### [Given problem]
List each line of the data in which the string "Output" appears.

### [Listing]
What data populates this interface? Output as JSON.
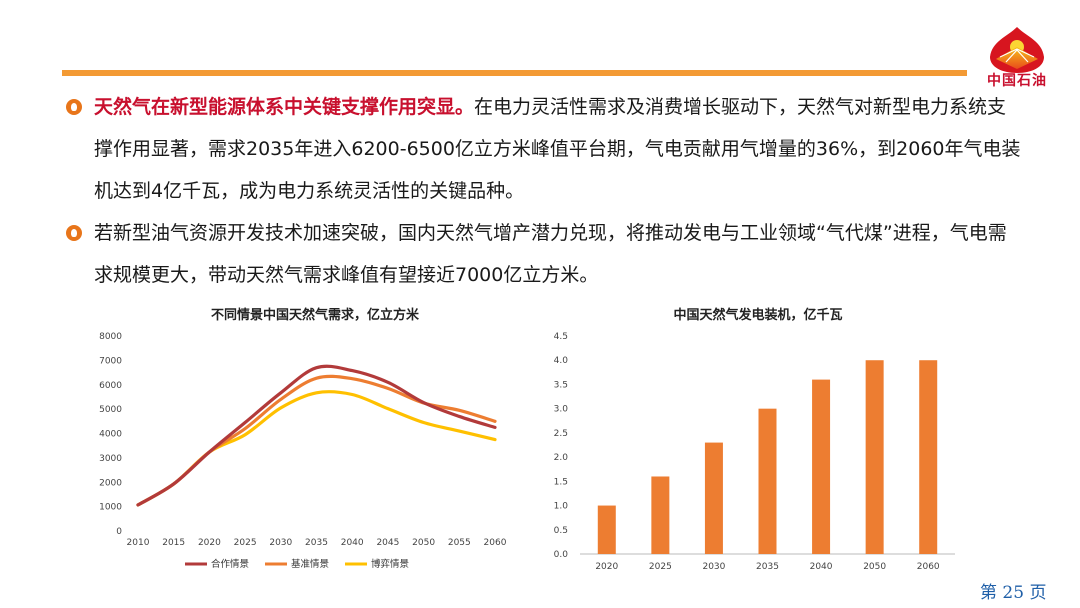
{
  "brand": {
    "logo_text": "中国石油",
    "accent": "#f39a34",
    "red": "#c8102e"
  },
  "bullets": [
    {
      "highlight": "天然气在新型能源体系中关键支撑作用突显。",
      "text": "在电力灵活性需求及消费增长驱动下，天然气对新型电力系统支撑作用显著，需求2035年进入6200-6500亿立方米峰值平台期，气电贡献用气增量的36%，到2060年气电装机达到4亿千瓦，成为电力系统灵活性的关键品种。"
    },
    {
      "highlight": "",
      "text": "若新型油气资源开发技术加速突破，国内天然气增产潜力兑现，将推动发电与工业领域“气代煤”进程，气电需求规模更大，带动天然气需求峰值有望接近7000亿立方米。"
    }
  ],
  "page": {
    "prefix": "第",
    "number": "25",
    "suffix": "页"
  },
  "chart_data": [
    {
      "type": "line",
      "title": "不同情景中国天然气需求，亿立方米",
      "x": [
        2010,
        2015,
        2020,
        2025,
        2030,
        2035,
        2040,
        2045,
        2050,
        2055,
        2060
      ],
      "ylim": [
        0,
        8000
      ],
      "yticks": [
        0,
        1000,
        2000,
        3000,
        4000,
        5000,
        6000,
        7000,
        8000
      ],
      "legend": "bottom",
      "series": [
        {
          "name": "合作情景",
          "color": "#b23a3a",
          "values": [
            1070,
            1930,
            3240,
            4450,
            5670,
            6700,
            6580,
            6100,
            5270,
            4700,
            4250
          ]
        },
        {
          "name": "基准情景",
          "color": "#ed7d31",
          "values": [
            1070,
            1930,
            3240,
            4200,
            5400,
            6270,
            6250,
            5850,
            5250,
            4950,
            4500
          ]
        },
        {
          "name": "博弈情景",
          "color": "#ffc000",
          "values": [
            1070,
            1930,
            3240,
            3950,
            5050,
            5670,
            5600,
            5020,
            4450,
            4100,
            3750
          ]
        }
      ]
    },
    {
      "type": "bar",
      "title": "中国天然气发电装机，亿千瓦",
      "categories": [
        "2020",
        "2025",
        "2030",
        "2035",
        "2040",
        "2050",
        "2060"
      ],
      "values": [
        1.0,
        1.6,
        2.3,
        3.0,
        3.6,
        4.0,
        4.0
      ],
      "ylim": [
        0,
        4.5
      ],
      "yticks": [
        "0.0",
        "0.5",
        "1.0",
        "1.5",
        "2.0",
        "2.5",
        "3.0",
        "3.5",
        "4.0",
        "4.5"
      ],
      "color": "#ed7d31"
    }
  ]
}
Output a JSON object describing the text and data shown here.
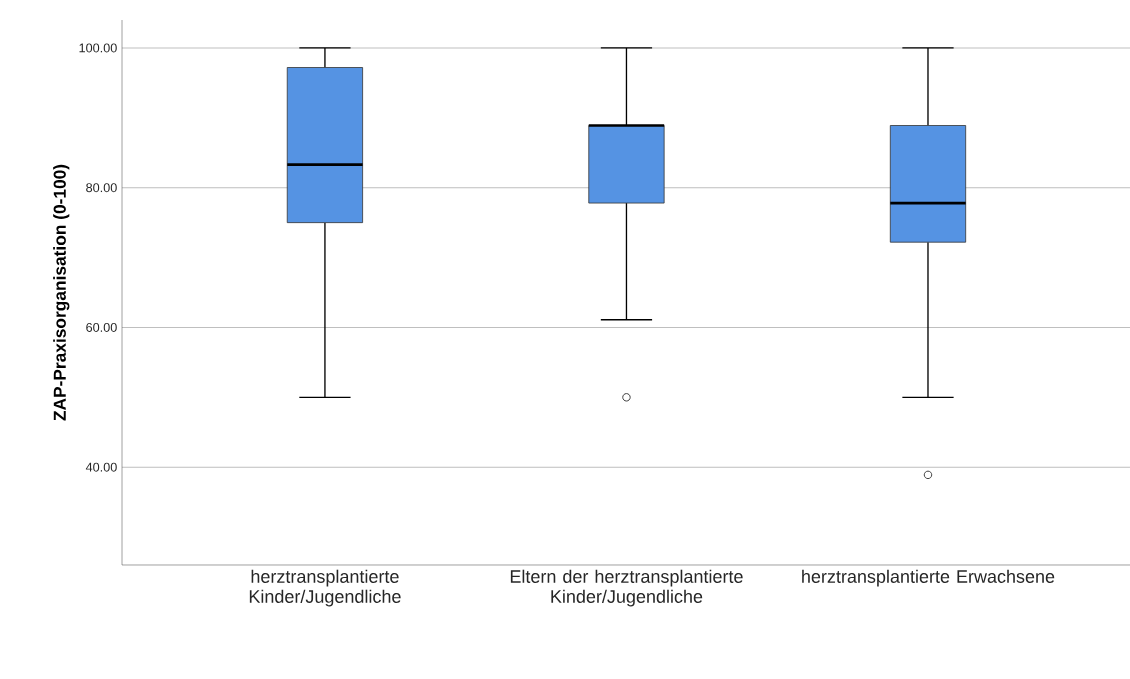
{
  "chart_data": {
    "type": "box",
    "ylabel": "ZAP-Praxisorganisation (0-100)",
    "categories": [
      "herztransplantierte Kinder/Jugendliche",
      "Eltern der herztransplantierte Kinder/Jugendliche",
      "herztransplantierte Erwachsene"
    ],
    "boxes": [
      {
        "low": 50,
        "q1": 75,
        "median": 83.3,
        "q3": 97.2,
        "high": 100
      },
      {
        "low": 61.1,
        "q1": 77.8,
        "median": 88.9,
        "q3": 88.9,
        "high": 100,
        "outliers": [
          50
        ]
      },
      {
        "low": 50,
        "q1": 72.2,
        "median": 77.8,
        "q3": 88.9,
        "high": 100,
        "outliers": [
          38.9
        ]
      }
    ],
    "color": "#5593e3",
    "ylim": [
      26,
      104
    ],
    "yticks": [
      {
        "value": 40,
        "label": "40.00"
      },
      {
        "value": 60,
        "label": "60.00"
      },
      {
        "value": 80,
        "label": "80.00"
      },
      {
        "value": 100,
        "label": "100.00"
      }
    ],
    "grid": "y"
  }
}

### [Solution to this exercise]
What data populates this interface? Output as JSON.
Output a JSON object describing the text and data shown here.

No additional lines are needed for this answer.